--- Start Dataset rows ---

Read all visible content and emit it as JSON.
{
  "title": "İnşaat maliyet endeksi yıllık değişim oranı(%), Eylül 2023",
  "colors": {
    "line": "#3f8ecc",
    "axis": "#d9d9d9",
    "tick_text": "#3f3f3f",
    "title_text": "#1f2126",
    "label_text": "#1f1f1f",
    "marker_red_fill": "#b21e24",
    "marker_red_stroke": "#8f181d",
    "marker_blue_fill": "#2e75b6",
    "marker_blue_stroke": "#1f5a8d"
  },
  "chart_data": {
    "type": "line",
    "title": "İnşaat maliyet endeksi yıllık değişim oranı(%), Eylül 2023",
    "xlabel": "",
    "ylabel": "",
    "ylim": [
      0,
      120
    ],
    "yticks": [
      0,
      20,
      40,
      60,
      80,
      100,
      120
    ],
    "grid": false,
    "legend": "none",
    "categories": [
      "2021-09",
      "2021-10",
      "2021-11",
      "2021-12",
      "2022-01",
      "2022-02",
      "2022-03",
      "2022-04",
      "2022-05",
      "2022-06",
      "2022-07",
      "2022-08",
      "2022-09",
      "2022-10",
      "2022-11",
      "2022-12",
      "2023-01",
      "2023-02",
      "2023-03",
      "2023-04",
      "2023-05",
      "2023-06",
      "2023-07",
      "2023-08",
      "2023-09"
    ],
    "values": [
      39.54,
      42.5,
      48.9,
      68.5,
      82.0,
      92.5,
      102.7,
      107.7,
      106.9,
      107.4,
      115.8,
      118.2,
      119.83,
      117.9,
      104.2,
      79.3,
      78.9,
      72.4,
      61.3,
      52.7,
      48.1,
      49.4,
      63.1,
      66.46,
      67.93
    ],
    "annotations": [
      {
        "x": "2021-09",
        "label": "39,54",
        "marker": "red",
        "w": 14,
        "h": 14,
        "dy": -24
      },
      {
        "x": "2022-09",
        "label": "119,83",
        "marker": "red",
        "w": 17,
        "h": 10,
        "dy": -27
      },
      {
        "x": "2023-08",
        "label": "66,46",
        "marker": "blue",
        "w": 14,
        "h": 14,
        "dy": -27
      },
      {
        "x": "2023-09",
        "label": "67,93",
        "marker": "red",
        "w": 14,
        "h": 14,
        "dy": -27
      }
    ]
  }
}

--- End Dataset rows ---
--- Start Dataset rows ---

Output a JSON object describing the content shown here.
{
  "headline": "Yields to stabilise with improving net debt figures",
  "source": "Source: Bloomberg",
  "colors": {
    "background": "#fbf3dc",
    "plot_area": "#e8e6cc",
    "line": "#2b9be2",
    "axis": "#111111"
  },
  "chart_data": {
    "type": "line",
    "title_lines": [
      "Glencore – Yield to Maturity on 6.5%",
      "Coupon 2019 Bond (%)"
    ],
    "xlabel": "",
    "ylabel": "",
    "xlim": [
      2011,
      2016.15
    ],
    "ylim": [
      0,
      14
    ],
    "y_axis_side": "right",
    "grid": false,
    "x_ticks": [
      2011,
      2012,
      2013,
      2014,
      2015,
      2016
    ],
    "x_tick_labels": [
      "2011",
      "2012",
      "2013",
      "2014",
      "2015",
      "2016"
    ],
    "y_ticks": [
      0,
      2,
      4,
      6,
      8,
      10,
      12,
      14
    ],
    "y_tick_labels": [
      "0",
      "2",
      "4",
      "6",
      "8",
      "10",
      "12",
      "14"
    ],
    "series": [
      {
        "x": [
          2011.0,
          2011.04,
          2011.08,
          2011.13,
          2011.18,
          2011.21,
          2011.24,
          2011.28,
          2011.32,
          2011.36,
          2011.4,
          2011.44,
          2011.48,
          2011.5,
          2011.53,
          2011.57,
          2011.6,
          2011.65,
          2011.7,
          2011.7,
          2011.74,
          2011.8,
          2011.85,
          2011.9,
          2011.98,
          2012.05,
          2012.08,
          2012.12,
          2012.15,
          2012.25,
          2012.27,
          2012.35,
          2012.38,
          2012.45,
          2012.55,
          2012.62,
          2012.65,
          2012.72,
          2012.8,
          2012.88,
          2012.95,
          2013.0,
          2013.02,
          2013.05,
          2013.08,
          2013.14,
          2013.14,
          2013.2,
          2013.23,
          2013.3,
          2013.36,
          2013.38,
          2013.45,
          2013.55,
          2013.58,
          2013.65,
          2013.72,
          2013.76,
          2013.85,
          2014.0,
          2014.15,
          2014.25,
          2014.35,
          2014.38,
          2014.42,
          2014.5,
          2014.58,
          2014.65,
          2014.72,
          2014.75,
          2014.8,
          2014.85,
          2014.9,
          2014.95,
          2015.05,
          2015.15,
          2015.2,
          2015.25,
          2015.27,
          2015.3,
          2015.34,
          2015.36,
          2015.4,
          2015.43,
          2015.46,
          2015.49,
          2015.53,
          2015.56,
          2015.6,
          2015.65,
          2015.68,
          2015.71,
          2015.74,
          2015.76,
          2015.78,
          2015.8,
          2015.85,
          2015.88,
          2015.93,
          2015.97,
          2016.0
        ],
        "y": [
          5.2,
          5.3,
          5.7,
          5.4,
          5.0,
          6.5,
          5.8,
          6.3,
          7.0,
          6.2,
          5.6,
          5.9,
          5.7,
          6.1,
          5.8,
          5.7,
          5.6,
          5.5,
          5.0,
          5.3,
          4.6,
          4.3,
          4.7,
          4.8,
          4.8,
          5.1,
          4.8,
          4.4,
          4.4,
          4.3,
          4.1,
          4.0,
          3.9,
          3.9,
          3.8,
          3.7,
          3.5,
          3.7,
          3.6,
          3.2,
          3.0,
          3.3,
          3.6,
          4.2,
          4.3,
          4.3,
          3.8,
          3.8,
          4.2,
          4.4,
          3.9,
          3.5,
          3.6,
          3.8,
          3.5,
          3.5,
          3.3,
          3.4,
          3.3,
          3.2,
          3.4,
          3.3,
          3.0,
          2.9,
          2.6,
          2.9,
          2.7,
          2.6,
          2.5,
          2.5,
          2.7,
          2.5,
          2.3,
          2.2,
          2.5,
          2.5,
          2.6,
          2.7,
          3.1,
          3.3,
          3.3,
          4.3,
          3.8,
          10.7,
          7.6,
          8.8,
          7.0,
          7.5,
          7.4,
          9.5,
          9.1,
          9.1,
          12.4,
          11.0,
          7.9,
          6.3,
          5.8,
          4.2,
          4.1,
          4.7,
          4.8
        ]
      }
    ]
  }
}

--- End Dataset rows ---
--- Start Dataset rows ---

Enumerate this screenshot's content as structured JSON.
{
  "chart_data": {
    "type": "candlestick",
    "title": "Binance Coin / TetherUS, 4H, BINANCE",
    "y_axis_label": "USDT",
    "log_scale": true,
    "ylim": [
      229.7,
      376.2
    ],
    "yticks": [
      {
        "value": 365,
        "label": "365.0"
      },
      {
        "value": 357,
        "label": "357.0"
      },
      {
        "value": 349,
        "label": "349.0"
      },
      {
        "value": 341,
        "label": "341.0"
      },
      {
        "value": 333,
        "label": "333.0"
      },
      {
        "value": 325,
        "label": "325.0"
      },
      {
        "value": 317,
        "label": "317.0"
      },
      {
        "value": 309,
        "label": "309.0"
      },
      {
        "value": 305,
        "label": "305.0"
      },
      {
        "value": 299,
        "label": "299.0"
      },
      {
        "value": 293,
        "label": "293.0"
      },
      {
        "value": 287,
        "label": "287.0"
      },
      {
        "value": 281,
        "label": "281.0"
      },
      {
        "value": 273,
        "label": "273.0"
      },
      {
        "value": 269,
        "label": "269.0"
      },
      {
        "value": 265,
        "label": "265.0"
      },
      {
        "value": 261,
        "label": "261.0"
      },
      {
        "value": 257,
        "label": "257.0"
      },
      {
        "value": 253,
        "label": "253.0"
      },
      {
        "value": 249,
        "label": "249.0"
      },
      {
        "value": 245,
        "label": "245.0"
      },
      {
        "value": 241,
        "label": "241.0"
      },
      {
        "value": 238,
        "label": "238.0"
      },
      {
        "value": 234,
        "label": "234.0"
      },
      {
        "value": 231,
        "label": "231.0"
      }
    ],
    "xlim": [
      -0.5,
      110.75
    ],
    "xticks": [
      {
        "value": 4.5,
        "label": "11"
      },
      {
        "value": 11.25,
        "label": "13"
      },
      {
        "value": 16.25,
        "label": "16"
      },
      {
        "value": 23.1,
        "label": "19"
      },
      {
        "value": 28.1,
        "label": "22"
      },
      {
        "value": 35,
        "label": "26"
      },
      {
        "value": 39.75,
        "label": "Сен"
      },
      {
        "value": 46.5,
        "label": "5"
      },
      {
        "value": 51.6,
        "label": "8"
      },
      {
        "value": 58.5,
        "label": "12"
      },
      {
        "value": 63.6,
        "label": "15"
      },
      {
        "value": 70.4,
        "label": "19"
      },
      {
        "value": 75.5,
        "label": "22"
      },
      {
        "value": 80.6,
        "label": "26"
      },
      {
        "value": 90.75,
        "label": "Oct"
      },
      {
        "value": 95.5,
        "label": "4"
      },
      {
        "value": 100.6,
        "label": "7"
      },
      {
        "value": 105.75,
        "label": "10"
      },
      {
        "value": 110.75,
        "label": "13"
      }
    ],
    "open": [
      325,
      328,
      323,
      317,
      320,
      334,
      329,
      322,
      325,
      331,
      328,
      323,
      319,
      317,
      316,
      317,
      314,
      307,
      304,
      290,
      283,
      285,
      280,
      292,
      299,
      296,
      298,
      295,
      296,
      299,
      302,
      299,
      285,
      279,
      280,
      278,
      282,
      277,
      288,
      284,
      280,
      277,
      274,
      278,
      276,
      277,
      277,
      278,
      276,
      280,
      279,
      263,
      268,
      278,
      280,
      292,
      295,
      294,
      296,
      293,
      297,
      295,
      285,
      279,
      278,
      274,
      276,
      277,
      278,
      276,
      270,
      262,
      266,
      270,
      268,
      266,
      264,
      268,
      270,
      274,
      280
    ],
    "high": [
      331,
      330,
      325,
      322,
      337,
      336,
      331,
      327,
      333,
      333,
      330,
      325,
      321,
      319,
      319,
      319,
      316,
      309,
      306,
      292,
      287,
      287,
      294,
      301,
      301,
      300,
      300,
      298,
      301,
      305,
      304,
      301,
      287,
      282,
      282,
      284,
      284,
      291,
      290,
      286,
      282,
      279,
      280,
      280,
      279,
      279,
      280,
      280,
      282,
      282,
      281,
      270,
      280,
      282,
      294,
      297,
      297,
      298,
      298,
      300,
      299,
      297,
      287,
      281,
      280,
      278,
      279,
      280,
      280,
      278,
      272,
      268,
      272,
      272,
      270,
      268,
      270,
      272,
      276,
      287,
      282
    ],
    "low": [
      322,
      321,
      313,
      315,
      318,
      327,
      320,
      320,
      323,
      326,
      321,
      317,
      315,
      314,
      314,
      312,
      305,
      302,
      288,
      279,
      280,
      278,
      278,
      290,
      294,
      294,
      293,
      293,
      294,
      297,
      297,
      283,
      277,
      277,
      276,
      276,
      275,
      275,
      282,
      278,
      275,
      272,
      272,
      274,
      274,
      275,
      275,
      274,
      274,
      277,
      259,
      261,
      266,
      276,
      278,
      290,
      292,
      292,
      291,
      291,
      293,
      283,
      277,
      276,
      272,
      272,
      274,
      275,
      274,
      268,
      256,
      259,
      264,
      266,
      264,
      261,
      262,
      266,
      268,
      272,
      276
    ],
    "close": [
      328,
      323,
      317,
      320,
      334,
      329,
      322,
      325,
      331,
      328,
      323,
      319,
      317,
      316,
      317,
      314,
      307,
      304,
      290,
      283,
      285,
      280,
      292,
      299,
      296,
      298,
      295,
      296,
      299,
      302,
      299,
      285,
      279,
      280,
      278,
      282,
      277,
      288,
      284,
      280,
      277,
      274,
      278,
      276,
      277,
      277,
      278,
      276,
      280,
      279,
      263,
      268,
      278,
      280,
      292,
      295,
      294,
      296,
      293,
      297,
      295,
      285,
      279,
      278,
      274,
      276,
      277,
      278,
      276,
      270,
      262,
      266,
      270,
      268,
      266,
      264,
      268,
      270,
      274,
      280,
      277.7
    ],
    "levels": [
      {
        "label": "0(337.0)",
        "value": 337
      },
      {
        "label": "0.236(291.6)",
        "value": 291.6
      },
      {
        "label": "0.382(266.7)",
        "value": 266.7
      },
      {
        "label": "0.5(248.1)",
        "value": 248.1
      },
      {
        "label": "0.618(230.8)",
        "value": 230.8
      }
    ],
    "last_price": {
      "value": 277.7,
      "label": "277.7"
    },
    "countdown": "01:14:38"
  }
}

--- End Dataset rows ---

Each line in the entries above that includes the string "JSON" should be extracted.

* Written solution
Read all visible content and emit it as JSON.
Output a JSON object describing the content shown here.
Enumerate this screenshot's content as structured JSON.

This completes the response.